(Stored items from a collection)
--- --- ---

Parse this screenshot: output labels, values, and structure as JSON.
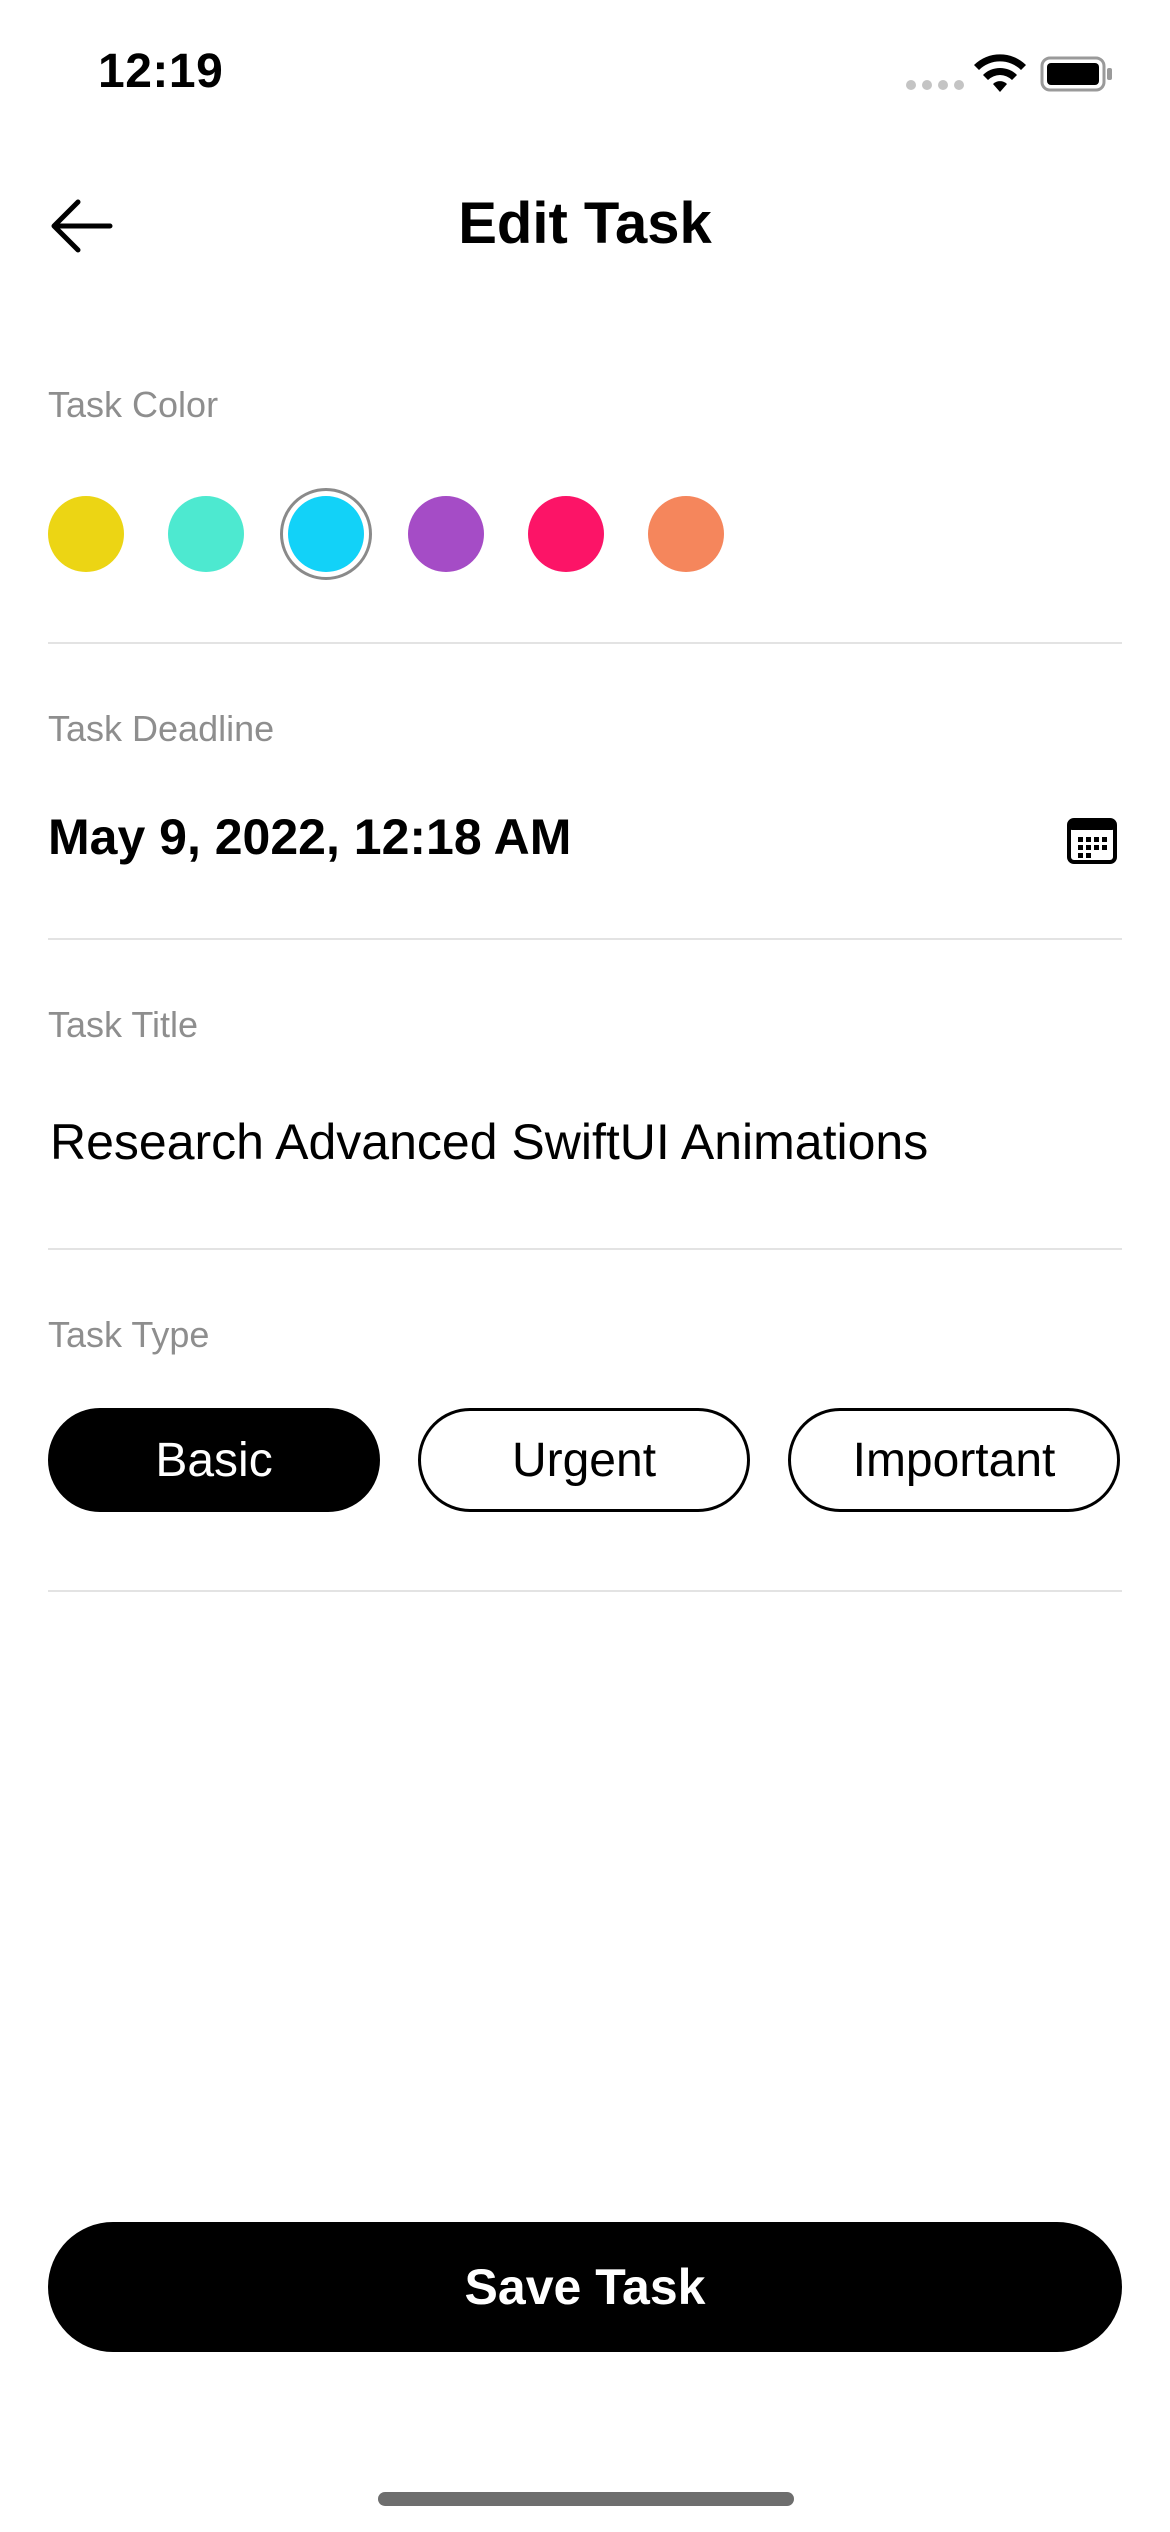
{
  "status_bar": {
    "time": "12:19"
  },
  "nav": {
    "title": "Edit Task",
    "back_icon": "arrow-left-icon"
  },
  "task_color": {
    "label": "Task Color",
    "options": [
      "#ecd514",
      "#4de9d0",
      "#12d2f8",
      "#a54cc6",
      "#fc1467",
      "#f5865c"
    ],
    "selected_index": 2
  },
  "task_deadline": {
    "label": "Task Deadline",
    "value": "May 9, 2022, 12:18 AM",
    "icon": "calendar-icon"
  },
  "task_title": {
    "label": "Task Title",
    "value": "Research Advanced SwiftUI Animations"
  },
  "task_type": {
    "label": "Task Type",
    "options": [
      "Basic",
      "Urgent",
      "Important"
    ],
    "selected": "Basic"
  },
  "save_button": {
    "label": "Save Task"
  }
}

--- --- ---

Without the pictures, transcribe the listing above exactly.

Parse this screenshot: output labels, values, and structure as JSON.
{
  "status_bar": {
    "time": "12:19"
  },
  "nav": {
    "title": "Edit Task",
    "back_icon": "arrow-left-icon"
  },
  "task_color": {
    "label": "Task Color",
    "options": [
      "#ecd514",
      "#4de9d0",
      "#12d2f8",
      "#a54cc6",
      "#fc1467",
      "#f5865c"
    ],
    "selected_index": 2
  },
  "task_deadline": {
    "label": "Task Deadline",
    "value": "May 9, 2022, 12:18 AM",
    "icon": "calendar-icon"
  },
  "task_title": {
    "label": "Task Title",
    "value": "Research Advanced SwiftUI Animations"
  },
  "task_type": {
    "label": "Task Type",
    "options": [
      "Basic",
      "Urgent",
      "Important"
    ],
    "selected": "Basic"
  },
  "save_button": {
    "label": "Save Task"
  }
}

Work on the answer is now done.